▶ **STATED PROBLEM**
Copy all of the material exactly. Pictures are not to appear in the copy.

........

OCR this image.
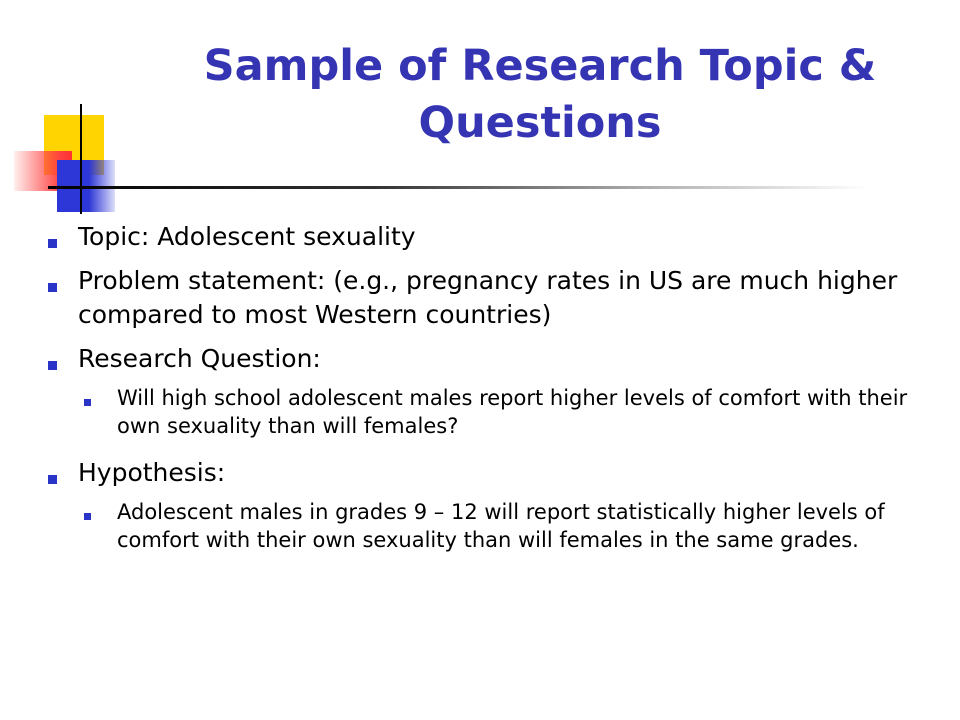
Sample of Research Topic & Questions
Topic: Adolescent sexuality
Problem statement: (e.g., pregnancy rates in US are much higher compared to most Western countries)
Research Question:
Will high school adolescent males report higher levels of comfort with their own sexuality than will females?
Hypothesis:
Adolescent males in grades 9 – 12 will report statistically higher levels of comfort with their own sexuality than will females in the same grades.
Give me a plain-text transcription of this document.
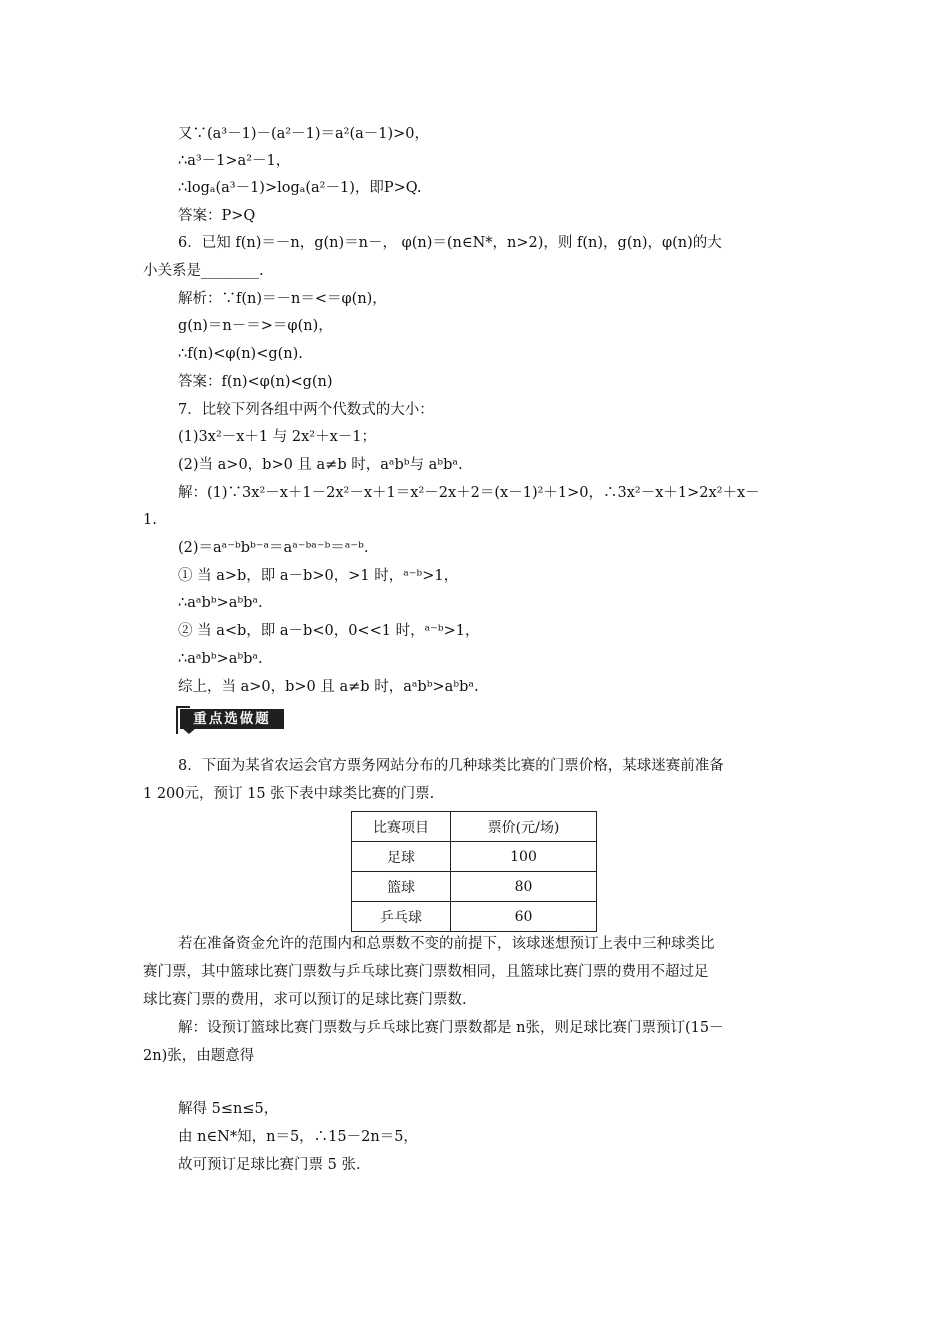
又∵(a³－1)－(a²－1)＝a²(a－1)>0，
∴a³－1>a²－1，
∴logₐ(a³－1)>logₐ(a²－1)，即P>Q.
答案：P>Q
6．已知 f(n)＝－n，g(n)＝n－， φ(n)＝(n∈N*，n>2)，则 f(n)，g(n)，φ(n)的大
小关系是________.
解析：∵f(n)＝－n＝<＝φ(n)，
g(n)＝n－＝>＝φ(n)，
∴f(n)<φ(n)<g(n).
答案：f(n)<φ(n)<g(n)
7．比较下列各组中两个代数式的大小：
(1)3x²－x＋1 与 2x²＋x－1；
(2)当 a>0，b>0 且 a≠b 时，aᵃbᵇ与 aᵇbᵃ.
解：(1)∵3x²－x＋1－2x²－x＋1＝x²－2x＋2＝(x－1)²＋1>0，∴3x²－x＋1>2x²＋x－
1.
(2)＝aᵃ⁻ᵇbᵇ⁻ᵃ＝aᵃ⁻ᵇᵃ⁻ᵇ＝ᵃ⁻ᵇ.
① 当 a>b，即 a－b>0，>1 时，ᵃ⁻ᵇ>1，
∴aᵃbᵇ>aᵇbᵃ.
② 当 a<b，即 a－b<0，0<<1 时，ᵃ⁻ᵇ>1，
∴aᵃbᵇ>aᵇbᵃ.
综上，当 a>0，b>0 且 a≠b 时，aᵃbᵇ>aᵇbᵃ.
重点选做题
8．下面为某省农运会官方票务网站分布的几种球类比赛的门票价格，某球迷赛前准备
1 200元，预订 15 张下表中球类比赛的门票.
比赛项目	票价(元/场)
足球	100
篮球	80
乒乓球	60
若在准备资金允许的范围内和总票数不变的前提下，该球迷想预订上表中三种球类比
赛门票，其中篮球比赛门票数与乒乓球比赛门票数相同，且篮球比赛门票的费用不超过足
球比赛门票的费用，求可以预订的足球比赛门票数.
解：设预订篮球比赛门票数与乒乓球比赛门票数都是 n张，则足球比赛门票预订(15－
2n)张，由题意得
解得 5≤n≤5，
由 n∈N*知，n＝5，∴15－2n＝5，
故可预订足球比赛门票 5 张.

........

▶ **TASK ANSWER**
OCR this image.
Sample of Research Topic & Questions
Topic: Adolescent sexuality
Problem statement: (e.g., pregnancy rates in US are much higher compared to most Western countries)
Research Question:
Will high school adolescent males report higher levels of comfort with their own sexuality than will females?
Hypothesis:
Adolescent males in grades 9 – 12 will report statistically higher levels of comfort with their own sexuality than will females in the same grades.
Give me a plain-text transcription of this document.
又∵(a³－1)－(a²－1)＝a²(a－1)>0，
∴a³－1>a²－1，
∴logₐ(a³－1)>logₐ(a²－1)，即P>Q.
答案：P>Q
6．已知 f(n)＝－n，g(n)＝n－， φ(n)＝(n∈N*，n>2)，则 f(n)，g(n)，φ(n)的大
小关系是________.
解析：∵f(n)＝－n＝<＝φ(n)，
g(n)＝n－＝>＝φ(n)，
∴f(n)<φ(n)<g(n).
答案：f(n)<φ(n)<g(n)
7．比较下列各组中两个代数式的大小：
(1)3x²－x＋1 与 2x²＋x－1；
(2)当 a>0，b>0 且 a≠b 时，aᵃbᵇ与 aᵇbᵃ.
解：(1)∵3x²－x＋1－2x²－x＋1＝x²－2x＋2＝(x－1)²＋1>0，∴3x²－x＋1>2x²＋x－
1.
(2)＝aᵃ⁻ᵇbᵇ⁻ᵃ＝aᵃ⁻ᵇᵃ⁻ᵇ＝ᵃ⁻ᵇ.
① 当 a>b，即 a－b>0，>1 时，ᵃ⁻ᵇ>1，
∴aᵃbᵇ>aᵇbᵃ.
② 当 a<b，即 a－b<0，0<<1 时，ᵃ⁻ᵇ>1，
∴aᵃbᵇ>aᵇbᵃ.
综上，当 a>0，b>0 且 a≠b 时，aᵃbᵇ>aᵇbᵃ.
重点选做题
8．下面为某省农运会官方票务网站分布的几种球类比赛的门票价格，某球迷赛前准备
1 200元，预订 15 张下表中球类比赛的门票.
比赛项目	票价(元/场)
足球	100
篮球	80
乒乓球	60
若在准备资金允许的范围内和总票数不变的前提下，该球迷想预订上表中三种球类比
赛门票，其中篮球比赛门票数与乒乓球比赛门票数相同，且篮球比赛门票的费用不超过足
球比赛门票的费用，求可以预订的足球比赛门票数.
解：设预订篮球比赛门票数与乒乓球比赛门票数都是 n张，则足球比赛门票预订(15－
2n)张，由题意得
解得 5≤n≤5，
由 n∈N*知，n＝5，∴15－2n＝5，
故可预订足球比赛门票 5 张.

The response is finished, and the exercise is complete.